### The request
Give the listing again in full, exactly as written.

### Dataset entries
---+---
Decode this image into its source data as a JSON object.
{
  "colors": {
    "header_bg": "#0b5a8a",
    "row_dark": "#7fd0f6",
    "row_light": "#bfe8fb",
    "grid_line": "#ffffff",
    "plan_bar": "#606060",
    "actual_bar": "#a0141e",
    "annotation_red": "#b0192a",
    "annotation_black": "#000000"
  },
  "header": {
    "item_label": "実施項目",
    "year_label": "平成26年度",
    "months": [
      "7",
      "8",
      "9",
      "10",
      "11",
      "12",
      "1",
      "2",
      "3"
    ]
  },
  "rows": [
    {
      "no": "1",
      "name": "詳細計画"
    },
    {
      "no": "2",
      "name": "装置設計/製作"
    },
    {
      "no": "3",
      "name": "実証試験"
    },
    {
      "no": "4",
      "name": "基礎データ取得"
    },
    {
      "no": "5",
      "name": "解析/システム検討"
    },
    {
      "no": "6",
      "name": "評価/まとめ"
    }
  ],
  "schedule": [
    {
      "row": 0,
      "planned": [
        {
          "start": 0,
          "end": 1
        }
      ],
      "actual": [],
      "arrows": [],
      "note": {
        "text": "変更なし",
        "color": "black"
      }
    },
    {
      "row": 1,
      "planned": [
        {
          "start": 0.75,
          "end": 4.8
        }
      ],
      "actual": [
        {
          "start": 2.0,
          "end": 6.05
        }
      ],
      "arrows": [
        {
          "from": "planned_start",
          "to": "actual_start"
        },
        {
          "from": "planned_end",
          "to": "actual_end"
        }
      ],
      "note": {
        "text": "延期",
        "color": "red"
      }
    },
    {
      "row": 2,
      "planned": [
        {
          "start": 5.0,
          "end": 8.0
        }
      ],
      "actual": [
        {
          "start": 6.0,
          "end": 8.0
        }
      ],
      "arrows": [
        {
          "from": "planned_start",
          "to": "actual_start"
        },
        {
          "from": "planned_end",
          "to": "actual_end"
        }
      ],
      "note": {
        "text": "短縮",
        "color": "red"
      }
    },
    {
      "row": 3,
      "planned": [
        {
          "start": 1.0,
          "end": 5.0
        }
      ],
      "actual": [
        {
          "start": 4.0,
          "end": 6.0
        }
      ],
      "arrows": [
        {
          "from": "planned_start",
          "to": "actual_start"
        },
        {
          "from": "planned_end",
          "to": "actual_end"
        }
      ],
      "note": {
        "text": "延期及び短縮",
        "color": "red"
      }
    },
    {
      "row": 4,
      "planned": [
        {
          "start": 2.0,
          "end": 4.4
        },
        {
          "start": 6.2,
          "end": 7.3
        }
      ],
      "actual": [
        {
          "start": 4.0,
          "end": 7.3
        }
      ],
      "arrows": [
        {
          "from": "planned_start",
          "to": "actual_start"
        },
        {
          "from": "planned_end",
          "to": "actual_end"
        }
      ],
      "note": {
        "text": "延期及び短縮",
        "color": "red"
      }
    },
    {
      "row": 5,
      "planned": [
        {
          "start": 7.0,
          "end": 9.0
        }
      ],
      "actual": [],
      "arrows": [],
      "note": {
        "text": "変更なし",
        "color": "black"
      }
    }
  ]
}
---+---
### Correct answer
Decode this image into its source data as a JSON object.
{
  "colors": {
    "header_bg": "#0b5a8a",
    "row_dark": "#7fd0f6",
    "row_light": "#bfe8fb",
    "grid_line": "#ffffff",
    "plan_bar": "#606060",
    "actual_bar": "#a0141e",
    "annotation_red": "#b0192a",
    "annotation_black": "#000000"
  },
  "header": {
    "item_label": "実施項目",
    "year_label": "平成26年度",
    "months": [
      "7",
      "8",
      "9",
      "10",
      "11",
      "12",
      "1",
      "2",
      "3"
    ]
  },
  "rows": [
    {
      "no": "1",
      "name": "詳細計画"
    },
    {
      "no": "2",
      "name": "装置設計/製作"
    },
    {
      "no": "3",
      "name": "実証試験"
    },
    {
      "no": "4",
      "name": "基礎データ取得"
    },
    {
      "no": "5",
      "name": "解析/システム検討"
    },
    {
      "no": "6",
      "name": "評価/まとめ"
    }
  ],
  "schedule": [
    {
      "row": 0,
      "planned": [
        {
          "start": 0,
          "end": 1
        }
      ],
      "actual": [],
      "arrows": [],
      "note": {
        "text": "変更なし",
        "color": "black"
      }
    },
    {
      "row": 1,
      "planned": [
        {
          "start": 0.75,
          "end": 4.8
        }
      ],
      "actual": [
        {
          "start": 2.0,
          "end": 6.05
        }
      ],
      "arrows": [
        {
          "from": "planned_start",
          "to": "actual_start"
        },
        {
          "from": "planned_end",
          "to": "actual_end"
        }
      ],
      "note": {
        "text": "延期",
        "color": "red"
      }
    },
    {
      "row": 2,
      "planned": [
        {
          "start": 5.0,
          "end": 8.0
        }
      ],
      "actual": [
        {
          "start": 6.0,
          "end": 8.0
        }
      ],
      "arrows": [
        {
          "from": "planned_start",
          "to": "actual_start"
        },
        {
          "from": "planned_end",
          "to": "actual_end"
        }
      ],
      "note": {
        "text": "短縮",
        "color": "red"
      }
    },
    {
      "row": 3,
      "planned": [
        {
          "start": 1.0,
          "end": 5.0
        }
      ],
      "actual": [
        {
          "start": 4.0,
          "end": 6.0
        }
      ],
      "arrows": [
        {
          "from": "planned_start",
          "to": "actual_start"
        },
        {
          "from": "planned_end",
          "to": "actual_end"
        }
      ],
      "note": {
        "text": "延期及び短縮",
        "color": "red"
      }
    },
    {
      "row": 4,
      "planned": [
        {
          "start": 2.0,
          "end": 4.4
        },
        {
          "start": 6.2,
          "end": 7.3
        }
      ],
      "actual": [
        {
          "start": 4.0,
          "end": 7.3
        }
      ],
      "arrows": [
        {
          "from": "planned_start",
          "to": "actual_start"
        },
        {
          "from": "planned_end",
          "to": "actual_end"
        }
      ],
      "note": {
        "text": "延期及び短縮",
        "color": "red"
      }
    },
    {
      "row": 5,
      "planned": [
        {
          "start": 7.0,
          "end": 9.0
        }
      ],
      "actual": [],
      "arrows": [],
      "note": {
        "text": "変更なし",
        "color": "black"
      }
    }
  ]
}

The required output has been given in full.